## REQUIRED TASK
Restate the full set of records exactly, without adding or dropping a word.

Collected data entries

** START **

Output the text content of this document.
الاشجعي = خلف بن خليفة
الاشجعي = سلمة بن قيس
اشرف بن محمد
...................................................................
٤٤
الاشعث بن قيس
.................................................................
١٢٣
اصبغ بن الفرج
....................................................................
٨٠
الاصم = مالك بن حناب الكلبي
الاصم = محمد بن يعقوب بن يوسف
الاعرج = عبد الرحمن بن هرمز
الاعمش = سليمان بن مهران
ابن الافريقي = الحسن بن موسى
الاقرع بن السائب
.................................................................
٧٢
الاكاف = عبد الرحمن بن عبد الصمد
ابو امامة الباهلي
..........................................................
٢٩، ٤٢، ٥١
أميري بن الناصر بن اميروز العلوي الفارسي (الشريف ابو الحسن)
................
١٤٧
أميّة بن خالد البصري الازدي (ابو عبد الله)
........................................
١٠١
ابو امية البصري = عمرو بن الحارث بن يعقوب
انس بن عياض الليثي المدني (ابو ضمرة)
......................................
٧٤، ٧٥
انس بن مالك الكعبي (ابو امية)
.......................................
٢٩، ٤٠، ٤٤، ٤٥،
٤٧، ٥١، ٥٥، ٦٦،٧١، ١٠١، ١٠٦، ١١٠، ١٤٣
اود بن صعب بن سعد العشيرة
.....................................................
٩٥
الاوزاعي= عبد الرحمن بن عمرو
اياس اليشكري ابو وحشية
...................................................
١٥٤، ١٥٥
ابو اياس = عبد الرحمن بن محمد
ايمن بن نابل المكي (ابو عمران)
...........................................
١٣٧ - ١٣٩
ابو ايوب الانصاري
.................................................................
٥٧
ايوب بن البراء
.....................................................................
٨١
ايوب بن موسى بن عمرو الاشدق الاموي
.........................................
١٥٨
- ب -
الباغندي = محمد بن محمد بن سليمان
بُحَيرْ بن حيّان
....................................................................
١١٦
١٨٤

** END **

## RESPONSE
Output the text content of this document.
الاشجعي = خلف بن خليفة
الاشجعي = سلمة بن قيس
اشرف بن محمد
...................................................................
٤٤
الاشعث بن قيس
.................................................................
١٢٣
اصبغ بن الفرج
....................................................................
٨٠
الاصم = مالك بن حناب الكلبي
الاصم = محمد بن يعقوب بن يوسف
الاعرج = عبد الرحمن بن هرمز
الاعمش = سليمان بن مهران
ابن الافريقي = الحسن بن موسى
الاقرع بن السائب
.................................................................
٧٢
الاكاف = عبد الرحمن بن عبد الصمد
ابو امامة الباهلي
..........................................................
٢٩، ٤٢، ٥١
أميري بن الناصر بن اميروز العلوي الفارسي (الشريف ابو الحسن)
................
١٤٧
أميّة بن خالد البصري الازدي (ابو عبد الله)
........................................
١٠١
ابو امية البصري = عمرو بن الحارث بن يعقوب
انس بن عياض الليثي المدني (ابو ضمرة)
......................................
٧٤، ٧٥
انس بن مالك الكعبي (ابو امية)
.......................................
٢٩، ٤٠، ٤٤، ٤٥،
٤٧، ٥١، ٥٥، ٦٦،٧١، ١٠١، ١٠٦، ١١٠، ١٤٣
اود بن صعب بن سعد العشيرة
.....................................................
٩٥
الاوزاعي= عبد الرحمن بن عمرو
اياس اليشكري ابو وحشية
...................................................
١٥٤، ١٥٥
ابو اياس = عبد الرحمن بن محمد
ايمن بن نابل المكي (ابو عمران)
...........................................
١٣٧ - ١٣٩
ابو ايوب الانصاري
.................................................................
٥٧
ايوب بن البراء
.....................................................................
٨١
ايوب بن موسى بن عمرو الاشدق الاموي
.........................................
١٥٨
- ب -
الباغندي = محمد بن محمد بن سليمان
بُحَيرْ بن حيّان
....................................................................
١١٦
١٨٤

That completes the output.